(Stored entries)
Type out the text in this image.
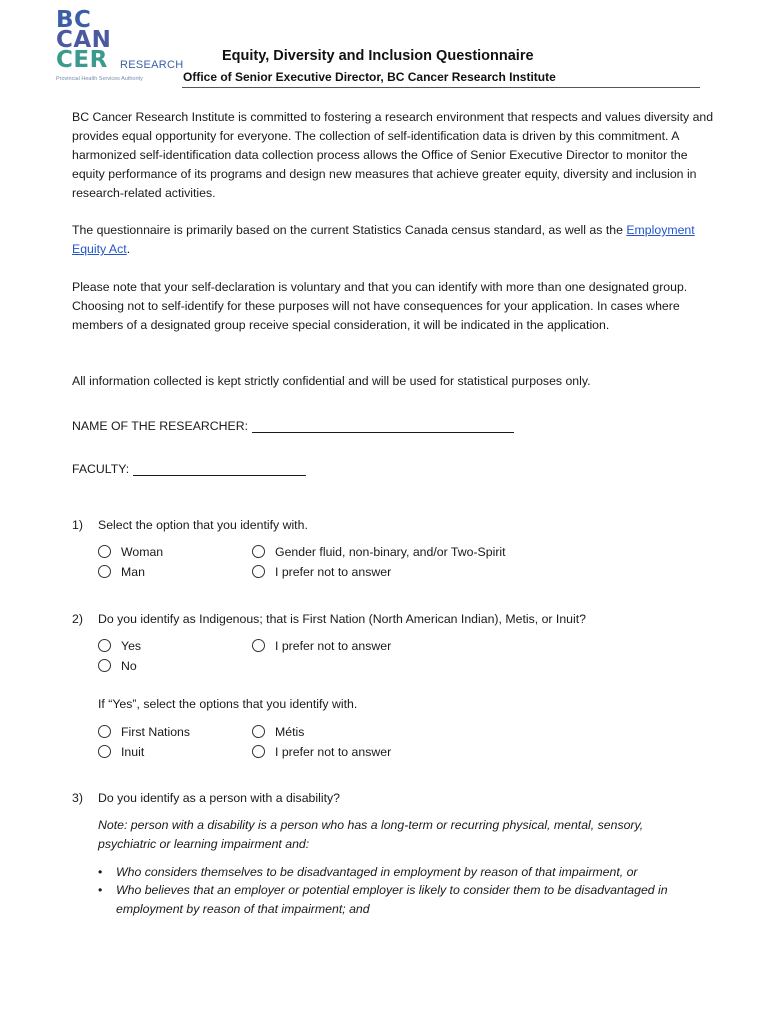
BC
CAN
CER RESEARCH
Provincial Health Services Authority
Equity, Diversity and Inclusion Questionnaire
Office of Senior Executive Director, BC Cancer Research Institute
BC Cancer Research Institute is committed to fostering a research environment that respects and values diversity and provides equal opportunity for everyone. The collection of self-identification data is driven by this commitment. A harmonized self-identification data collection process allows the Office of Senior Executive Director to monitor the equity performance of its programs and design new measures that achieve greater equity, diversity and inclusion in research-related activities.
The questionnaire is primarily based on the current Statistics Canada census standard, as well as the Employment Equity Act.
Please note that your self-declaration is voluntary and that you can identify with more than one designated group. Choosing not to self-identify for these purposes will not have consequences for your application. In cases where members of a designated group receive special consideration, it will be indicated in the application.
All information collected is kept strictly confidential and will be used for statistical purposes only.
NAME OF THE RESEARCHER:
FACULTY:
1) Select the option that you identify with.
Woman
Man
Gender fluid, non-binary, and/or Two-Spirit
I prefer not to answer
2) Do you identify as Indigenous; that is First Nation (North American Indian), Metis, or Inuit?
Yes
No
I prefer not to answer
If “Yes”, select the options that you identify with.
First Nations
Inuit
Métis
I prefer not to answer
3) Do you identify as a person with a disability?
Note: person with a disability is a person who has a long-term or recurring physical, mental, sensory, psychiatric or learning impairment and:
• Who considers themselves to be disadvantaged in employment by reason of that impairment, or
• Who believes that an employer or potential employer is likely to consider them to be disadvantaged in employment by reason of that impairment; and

--

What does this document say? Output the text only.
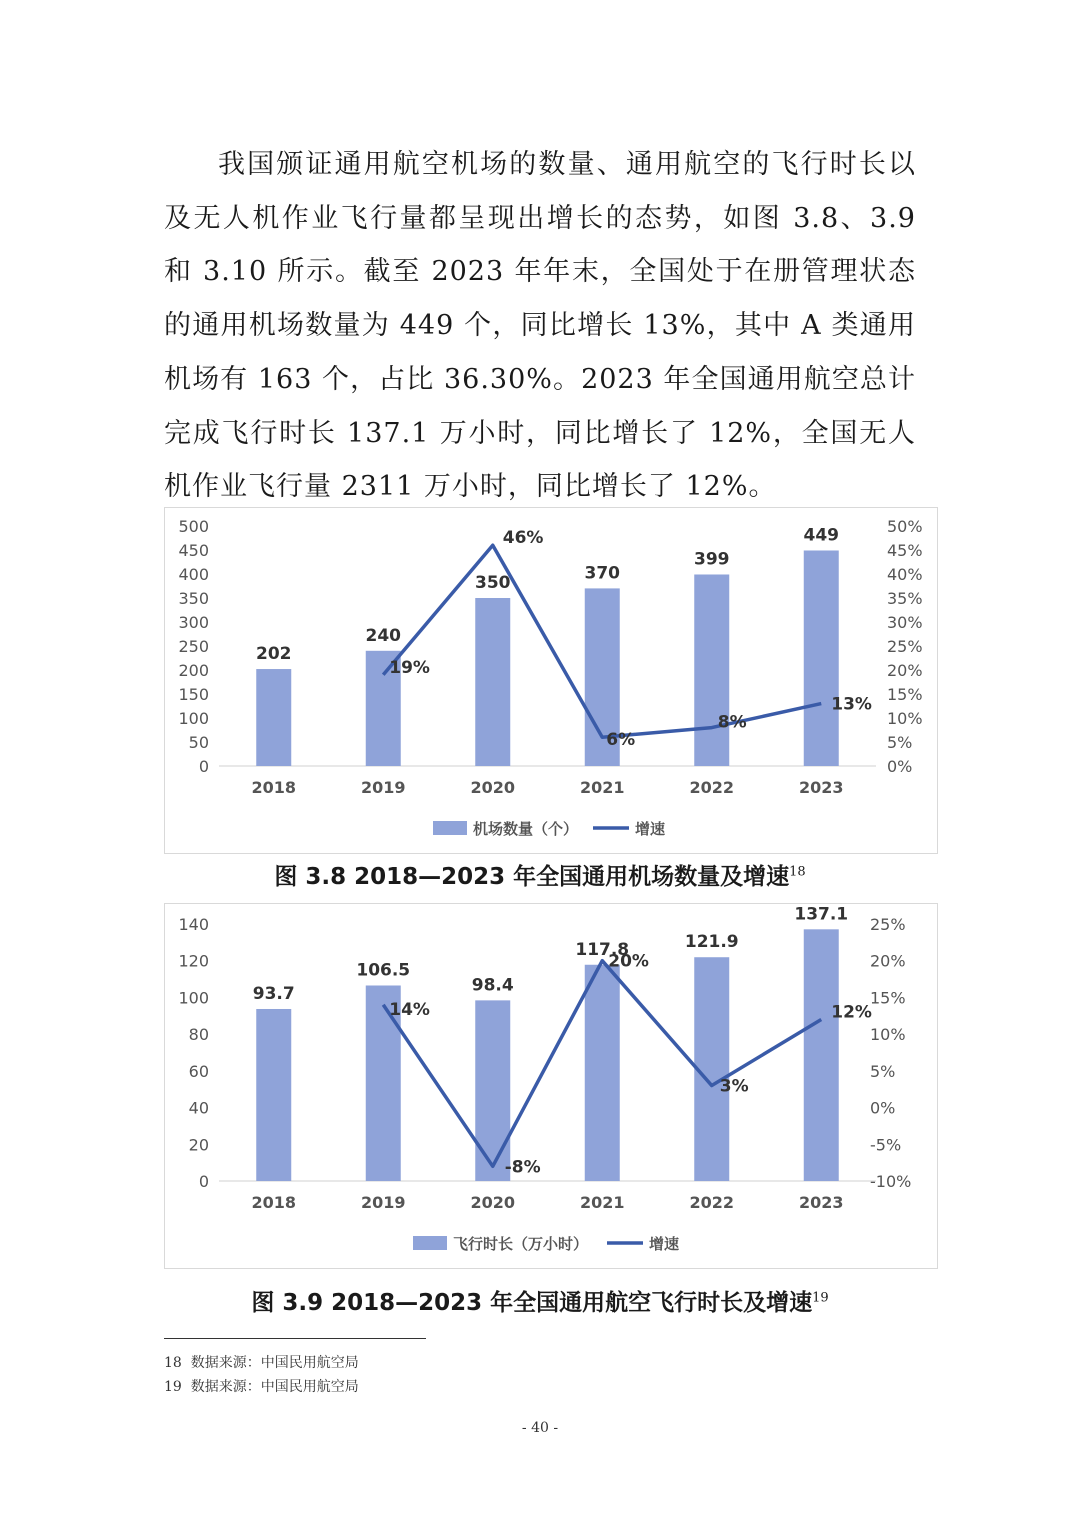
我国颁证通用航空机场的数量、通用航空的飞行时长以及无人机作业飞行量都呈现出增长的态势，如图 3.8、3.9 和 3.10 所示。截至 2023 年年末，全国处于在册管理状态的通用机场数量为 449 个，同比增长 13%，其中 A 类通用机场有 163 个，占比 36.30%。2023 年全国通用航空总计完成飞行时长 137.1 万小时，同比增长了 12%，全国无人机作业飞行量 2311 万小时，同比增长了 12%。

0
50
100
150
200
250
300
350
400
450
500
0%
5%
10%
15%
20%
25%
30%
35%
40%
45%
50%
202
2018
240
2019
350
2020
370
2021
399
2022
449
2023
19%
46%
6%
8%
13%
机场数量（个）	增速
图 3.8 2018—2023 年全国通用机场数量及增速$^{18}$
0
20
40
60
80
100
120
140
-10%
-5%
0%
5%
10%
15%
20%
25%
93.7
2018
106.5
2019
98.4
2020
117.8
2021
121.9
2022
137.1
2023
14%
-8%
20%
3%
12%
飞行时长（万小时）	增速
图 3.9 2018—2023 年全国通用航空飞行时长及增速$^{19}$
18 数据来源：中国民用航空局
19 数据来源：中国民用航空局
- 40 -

> [What the exercise asks]: List each line of the entries that holds the string "Senior".

> [Response]:
Office of Senior Executive Director, BC Cancer Research Institute
BC Cancer Research Institute is committed to fostering a research environment that respects and values diversity and provides equal opportunity for everyone. The collection of self-identification data is driven by this commitment. A harmonized self-identification data collection process allows the Office of Senior Executive Director to monitor the equity performance of its programs and design new measures that achieve greater equity, diversity and inclusion in research-related activities.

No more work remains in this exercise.